» **Exercise requirements**
Go through the records underneath and write each one out again exactly.

» **Material provided**
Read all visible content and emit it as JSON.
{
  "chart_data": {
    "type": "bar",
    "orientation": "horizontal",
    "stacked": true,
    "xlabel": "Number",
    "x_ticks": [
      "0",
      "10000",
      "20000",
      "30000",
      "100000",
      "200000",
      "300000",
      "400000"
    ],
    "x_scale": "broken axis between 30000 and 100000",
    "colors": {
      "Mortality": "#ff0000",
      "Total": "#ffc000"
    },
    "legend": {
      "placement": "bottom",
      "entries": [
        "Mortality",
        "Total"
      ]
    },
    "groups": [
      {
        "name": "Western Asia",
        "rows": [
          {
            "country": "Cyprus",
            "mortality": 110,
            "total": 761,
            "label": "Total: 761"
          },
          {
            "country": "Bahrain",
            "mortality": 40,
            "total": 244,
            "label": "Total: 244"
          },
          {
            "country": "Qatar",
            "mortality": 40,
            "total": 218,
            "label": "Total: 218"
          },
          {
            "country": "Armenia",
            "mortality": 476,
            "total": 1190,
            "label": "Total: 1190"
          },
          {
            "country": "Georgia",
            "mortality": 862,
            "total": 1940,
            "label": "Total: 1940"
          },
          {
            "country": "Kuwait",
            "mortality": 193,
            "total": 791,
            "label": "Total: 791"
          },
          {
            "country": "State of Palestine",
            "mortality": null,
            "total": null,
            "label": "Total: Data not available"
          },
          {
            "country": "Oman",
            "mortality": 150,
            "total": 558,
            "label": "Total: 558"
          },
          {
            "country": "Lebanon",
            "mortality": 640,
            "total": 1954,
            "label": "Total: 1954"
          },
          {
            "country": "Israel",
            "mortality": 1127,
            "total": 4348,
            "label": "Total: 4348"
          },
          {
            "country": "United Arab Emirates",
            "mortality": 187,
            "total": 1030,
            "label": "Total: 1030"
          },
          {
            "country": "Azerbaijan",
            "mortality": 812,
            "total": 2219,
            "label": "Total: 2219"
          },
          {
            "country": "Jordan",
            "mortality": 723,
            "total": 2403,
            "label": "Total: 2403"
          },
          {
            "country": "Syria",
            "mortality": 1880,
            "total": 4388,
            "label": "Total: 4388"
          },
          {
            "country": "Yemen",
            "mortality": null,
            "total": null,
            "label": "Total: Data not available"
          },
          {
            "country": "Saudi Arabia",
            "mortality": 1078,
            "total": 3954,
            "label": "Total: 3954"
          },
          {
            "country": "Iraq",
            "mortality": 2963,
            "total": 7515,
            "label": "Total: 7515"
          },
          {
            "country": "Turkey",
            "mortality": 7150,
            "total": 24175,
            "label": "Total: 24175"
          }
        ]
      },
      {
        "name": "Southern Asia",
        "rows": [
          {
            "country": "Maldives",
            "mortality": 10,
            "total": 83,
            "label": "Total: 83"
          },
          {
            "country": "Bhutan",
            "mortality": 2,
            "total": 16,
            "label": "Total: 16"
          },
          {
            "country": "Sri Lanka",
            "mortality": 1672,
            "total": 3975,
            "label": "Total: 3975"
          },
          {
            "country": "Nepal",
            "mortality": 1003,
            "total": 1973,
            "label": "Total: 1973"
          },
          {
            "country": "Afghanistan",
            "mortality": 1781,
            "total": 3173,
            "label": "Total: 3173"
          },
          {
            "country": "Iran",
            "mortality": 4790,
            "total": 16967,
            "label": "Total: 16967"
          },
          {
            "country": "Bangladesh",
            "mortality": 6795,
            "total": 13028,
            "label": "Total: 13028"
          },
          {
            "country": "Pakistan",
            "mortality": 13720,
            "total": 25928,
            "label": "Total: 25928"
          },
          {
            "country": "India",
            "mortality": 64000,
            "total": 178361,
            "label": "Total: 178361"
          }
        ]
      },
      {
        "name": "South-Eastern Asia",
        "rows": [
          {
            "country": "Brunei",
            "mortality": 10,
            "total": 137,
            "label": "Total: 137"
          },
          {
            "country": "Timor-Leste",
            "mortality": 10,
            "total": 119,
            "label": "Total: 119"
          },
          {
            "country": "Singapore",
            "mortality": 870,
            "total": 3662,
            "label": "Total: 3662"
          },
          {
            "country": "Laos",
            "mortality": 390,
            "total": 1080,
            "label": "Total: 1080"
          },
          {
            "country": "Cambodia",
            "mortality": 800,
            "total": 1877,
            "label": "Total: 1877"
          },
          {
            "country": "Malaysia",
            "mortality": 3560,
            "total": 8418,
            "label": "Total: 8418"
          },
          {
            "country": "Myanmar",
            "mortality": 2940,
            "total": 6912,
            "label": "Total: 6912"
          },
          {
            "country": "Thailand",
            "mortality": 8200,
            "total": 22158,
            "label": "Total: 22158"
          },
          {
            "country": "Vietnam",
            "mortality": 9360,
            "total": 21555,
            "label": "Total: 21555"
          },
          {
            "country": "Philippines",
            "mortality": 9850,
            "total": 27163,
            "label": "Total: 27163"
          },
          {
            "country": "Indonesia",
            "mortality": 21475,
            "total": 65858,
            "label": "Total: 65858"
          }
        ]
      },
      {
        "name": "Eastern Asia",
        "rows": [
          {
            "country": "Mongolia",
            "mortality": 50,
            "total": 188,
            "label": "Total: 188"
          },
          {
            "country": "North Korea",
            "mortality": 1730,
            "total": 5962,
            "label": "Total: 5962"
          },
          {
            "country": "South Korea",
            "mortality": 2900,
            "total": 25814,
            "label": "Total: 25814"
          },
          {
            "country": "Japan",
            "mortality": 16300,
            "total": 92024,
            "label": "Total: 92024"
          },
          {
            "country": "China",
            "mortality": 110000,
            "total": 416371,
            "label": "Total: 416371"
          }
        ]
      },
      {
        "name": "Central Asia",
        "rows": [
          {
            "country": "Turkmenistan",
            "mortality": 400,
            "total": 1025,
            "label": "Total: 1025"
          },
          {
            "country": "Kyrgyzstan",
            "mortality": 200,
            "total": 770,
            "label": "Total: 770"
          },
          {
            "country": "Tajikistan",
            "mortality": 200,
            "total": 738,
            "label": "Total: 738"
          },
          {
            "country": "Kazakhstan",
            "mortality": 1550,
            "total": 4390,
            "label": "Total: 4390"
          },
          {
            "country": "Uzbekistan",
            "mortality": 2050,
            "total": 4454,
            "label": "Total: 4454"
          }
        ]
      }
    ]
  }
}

» **Complete output**
Read all visible content and emit it as JSON.
{
  "chart_data": {
    "type": "bar",
    "orientation": "horizontal",
    "stacked": true,
    "xlabel": "Number",
    "x_ticks": [
      "0",
      "10000",
      "20000",
      "30000",
      "100000",
      "200000",
      "300000",
      "400000"
    ],
    "x_scale": "broken axis between 30000 and 100000",
    "colors": {
      "Mortality": "#ff0000",
      "Total": "#ffc000"
    },
    "legend": {
      "placement": "bottom",
      "entries": [
        "Mortality",
        "Total"
      ]
    },
    "groups": [
      {
        "name": "Western Asia",
        "rows": [
          {
            "country": "Cyprus",
            "mortality": 110,
            "total": 761,
            "label": "Total: 761"
          },
          {
            "country": "Bahrain",
            "mortality": 40,
            "total": 244,
            "label": "Total: 244"
          },
          {
            "country": "Qatar",
            "mortality": 40,
            "total": 218,
            "label": "Total: 218"
          },
          {
            "country": "Armenia",
            "mortality": 476,
            "total": 1190,
            "label": "Total: 1190"
          },
          {
            "country": "Georgia",
            "mortality": 862,
            "total": 1940,
            "label": "Total: 1940"
          },
          {
            "country": "Kuwait",
            "mortality": 193,
            "total": 791,
            "label": "Total: 791"
          },
          {
            "country": "State of Palestine",
            "mortality": null,
            "total": null,
            "label": "Total: Data not available"
          },
          {
            "country": "Oman",
            "mortality": 150,
            "total": 558,
            "label": "Total: 558"
          },
          {
            "country": "Lebanon",
            "mortality": 640,
            "total": 1954,
            "label": "Total: 1954"
          },
          {
            "country": "Israel",
            "mortality": 1127,
            "total": 4348,
            "label": "Total: 4348"
          },
          {
            "country": "United Arab Emirates",
            "mortality": 187,
            "total": 1030,
            "label": "Total: 1030"
          },
          {
            "country": "Azerbaijan",
            "mortality": 812,
            "total": 2219,
            "label": "Total: 2219"
          },
          {
            "country": "Jordan",
            "mortality": 723,
            "total": 2403,
            "label": "Total: 2403"
          },
          {
            "country": "Syria",
            "mortality": 1880,
            "total": 4388,
            "label": "Total: 4388"
          },
          {
            "country": "Yemen",
            "mortality": null,
            "total": null,
            "label": "Total: Data not available"
          },
          {
            "country": "Saudi Arabia",
            "mortality": 1078,
            "total": 3954,
            "label": "Total: 3954"
          },
          {
            "country": "Iraq",
            "mortality": 2963,
            "total": 7515,
            "label": "Total: 7515"
          },
          {
            "country": "Turkey",
            "mortality": 7150,
            "total": 24175,
            "label": "Total: 24175"
          }
        ]
      },
      {
        "name": "Southern Asia",
        "rows": [
          {
            "country": "Maldives",
            "mortality": 10,
            "total": 83,
            "label": "Total: 83"
          },
          {
            "country": "Bhutan",
            "mortality": 2,
            "total": 16,
            "label": "Total: 16"
          },
          {
            "country": "Sri Lanka",
            "mortality": 1672,
            "total": 3975,
            "label": "Total: 3975"
          },
          {
            "country": "Nepal",
            "mortality": 1003,
            "total": 1973,
            "label": "Total: 1973"
          },
          {
            "country": "Afghanistan",
            "mortality": 1781,
            "total": 3173,
            "label": "Total: 3173"
          },
          {
            "country": "Iran",
            "mortality": 4790,
            "total": 16967,
            "label": "Total: 16967"
          },
          {
            "country": "Bangladesh",
            "mortality": 6795,
            "total": 13028,
            "label": "Total: 13028"
          },
          {
            "country": "Pakistan",
            "mortality": 13720,
            "total": 25928,
            "label": "Total: 25928"
          },
          {
            "country": "India",
            "mortality": 64000,
            "total": 178361,
            "label": "Total: 178361"
          }
        ]
      },
      {
        "name": "South-Eastern Asia",
        "rows": [
          {
            "country": "Brunei",
            "mortality": 10,
            "total": 137,
            "label": "Total: 137"
          },
          {
            "country": "Timor-Leste",
            "mortality": 10,
            "total": 119,
            "label": "Total: 119"
          },
          {
            "country": "Singapore",
            "mortality": 870,
            "total": 3662,
            "label": "Total: 3662"
          },
          {
            "country": "Laos",
            "mortality": 390,
            "total": 1080,
            "label": "Total: 1080"
          },
          {
            "country": "Cambodia",
            "mortality": 800,
            "total": 1877,
            "label": "Total: 1877"
          },
          {
            "country": "Malaysia",
            "mortality": 3560,
            "total": 8418,
            "label": "Total: 8418"
          },
          {
            "country": "Myanmar",
            "mortality": 2940,
            "total": 6912,
            "label": "Total: 6912"
          },
          {
            "country": "Thailand",
            "mortality": 8200,
            "total": 22158,
            "label": "Total: 22158"
          },
          {
            "country": "Vietnam",
            "mortality": 9360,
            "total": 21555,
            "label": "Total: 21555"
          },
          {
            "country": "Philippines",
            "mortality": 9850,
            "total": 27163,
            "label": "Total: 27163"
          },
          {
            "country": "Indonesia",
            "mortality": 21475,
            "total": 65858,
            "label": "Total: 65858"
          }
        ]
      },
      {
        "name": "Eastern Asia",
        "rows": [
          {
            "country": "Mongolia",
            "mortality": 50,
            "total": 188,
            "label": "Total: 188"
          },
          {
            "country": "North Korea",
            "mortality": 1730,
            "total": 5962,
            "label": "Total: 5962"
          },
          {
            "country": "South Korea",
            "mortality": 2900,
            "total": 25814,
            "label": "Total: 25814"
          },
          {
            "country": "Japan",
            "mortality": 16300,
            "total": 92024,
            "label": "Total: 92024"
          },
          {
            "country": "China",
            "mortality": 110000,
            "total": 416371,
            "label": "Total: 416371"
          }
        ]
      },
      {
        "name": "Central Asia",
        "rows": [
          {
            "country": "Turkmenistan",
            "mortality": 400,
            "total": 1025,
            "label": "Total: 1025"
          },
          {
            "country": "Kyrgyzstan",
            "mortality": 200,
            "total": 770,
            "label": "Total: 770"
          },
          {
            "country": "Tajikistan",
            "mortality": 200,
            "total": 738,
            "label": "Total: 738"
          },
          {
            "country": "Kazakhstan",
            "mortality": 1550,
            "total": 4390,
            "label": "Total: 4390"
          },
          {
            "country": "Uzbekistan",
            "mortality": 2050,
            "total": 4454,
            "label": "Total: 4454"
          }
        ]
      }
    ]
  }
}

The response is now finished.